- The problem
Can you print the data exactly and leave out each image?

- Extracted entries

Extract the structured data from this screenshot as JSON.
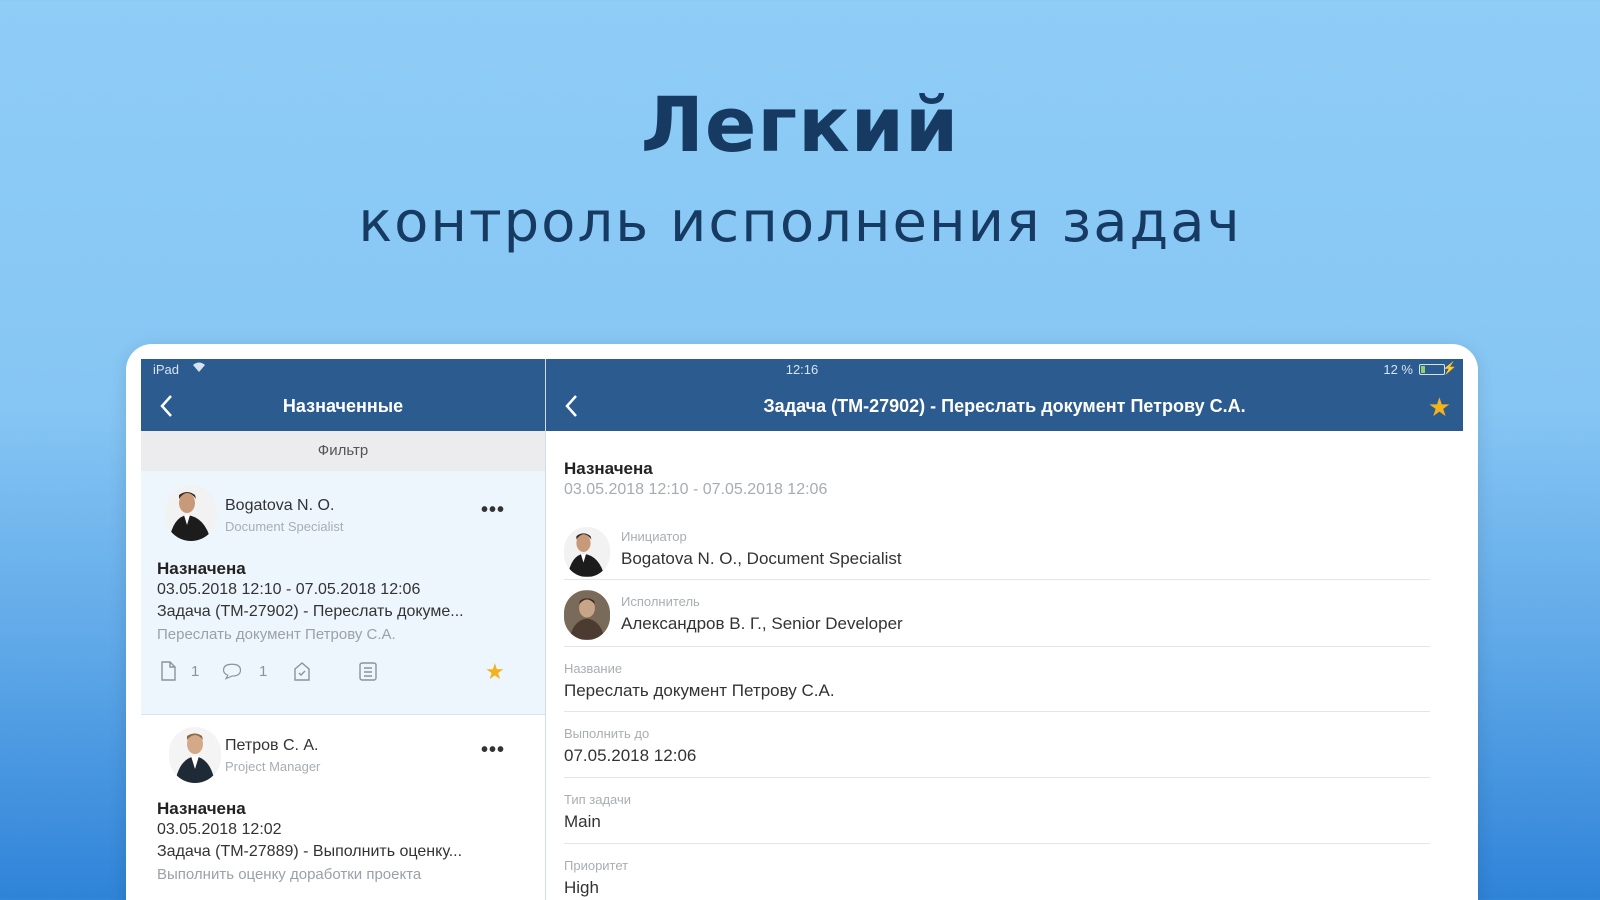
{
  "promo": {
    "headline": "Легкий",
    "subheadline": "контроль исполнения задач"
  },
  "statusbar": {
    "carrier": "iPad",
    "time": "12:16",
    "battery": "12 %"
  },
  "left_pane": {
    "title": "Назначенные",
    "filter_label": "Фильтр",
    "tasks": [
      {
        "name": "Bogatova N. O.",
        "role": "Document Specialist",
        "status": "Назначена",
        "dates": "03.05.2018 12:10 - 07.05.2018 12:06",
        "title": "Задача (TM-27902) - Переслать докуме...",
        "description": "Переслать документ Петрову С.А.",
        "attachments_count": "1",
        "comments_count": "1",
        "favorite": true
      },
      {
        "name": "Петров С. А.",
        "role": "Project Manager",
        "status": "Назначена",
        "dates": "03.05.2018 12:02",
        "title": "Задача (TM-27889) - Выполнить оценку...",
        "description": "Выполнить оценку доработки проекта"
      }
    ]
  },
  "right_pane": {
    "title": "Задача (TM-27902) - Переслать документ Петрову С.А.",
    "status": "Назначена",
    "dates": "03.05.2018 12:10 - 07.05.2018 12:06",
    "fields": [
      {
        "label": "Инициатор",
        "value": "Bogatova N. O., Document Specialist"
      },
      {
        "label": "Исполнитель",
        "value": "Александров В. Г., Senior Developer"
      },
      {
        "label": "Название",
        "value": "Переслать документ Петрову С.А."
      },
      {
        "label": "Выполнить до",
        "value": "07.05.2018 12:06"
      },
      {
        "label": "Тип задачи",
        "value": "Main"
      },
      {
        "label": "Приоритет",
        "value": "High"
      }
    ]
  },
  "colors": {
    "navbar": "#2c5b8f",
    "star": "#f4b21b",
    "background_top": "#8fcdf7",
    "background_bottom": "#2f83d8"
  },
  "icons": [
    "back-chevron-icon",
    "wifi-icon",
    "battery-icon",
    "star-icon",
    "more-icon",
    "document-icon",
    "comment-icon",
    "checklist-icon",
    "file-list-icon"
  ]
}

- Written reply
Extract the structured data from this screenshot as JSON.
{
  "promo": {
    "headline": "Легкий",
    "subheadline": "контроль исполнения задач"
  },
  "statusbar": {
    "carrier": "iPad",
    "time": "12:16",
    "battery": "12 %"
  },
  "left_pane": {
    "title": "Назначенные",
    "filter_label": "Фильтр",
    "tasks": [
      {
        "name": "Bogatova N. O.",
        "role": "Document Specialist",
        "status": "Назначена",
        "dates": "03.05.2018 12:10 - 07.05.2018 12:06",
        "title": "Задача (TM-27902) - Переслать докуме...",
        "description": "Переслать документ Петрову С.А.",
        "attachments_count": "1",
        "comments_count": "1",
        "favorite": true
      },
      {
        "name": "Петров С. А.",
        "role": "Project Manager",
        "status": "Назначена",
        "dates": "03.05.2018 12:02",
        "title": "Задача (TM-27889) - Выполнить оценку...",
        "description": "Выполнить оценку доработки проекта"
      }
    ]
  },
  "right_pane": {
    "title": "Задача (TM-27902) - Переслать документ Петрову С.А.",
    "status": "Назначена",
    "dates": "03.05.2018 12:10 - 07.05.2018 12:06",
    "fields": [
      {
        "label": "Инициатор",
        "value": "Bogatova N. O., Document Specialist"
      },
      {
        "label": "Исполнитель",
        "value": "Александров В. Г., Senior Developer"
      },
      {
        "label": "Название",
        "value": "Переслать документ Петрову С.А."
      },
      {
        "label": "Выполнить до",
        "value": "07.05.2018 12:06"
      },
      {
        "label": "Тип задачи",
        "value": "Main"
      },
      {
        "label": "Приоритет",
        "value": "High"
      }
    ]
  },
  "colors": {
    "navbar": "#2c5b8f",
    "star": "#f4b21b",
    "background_top": "#8fcdf7",
    "background_bottom": "#2f83d8"
  },
  "icons": [
    "back-chevron-icon",
    "wifi-icon",
    "battery-icon",
    "star-icon",
    "more-icon",
    "document-icon",
    "comment-icon",
    "checklist-icon",
    "file-list-icon"
  ]
}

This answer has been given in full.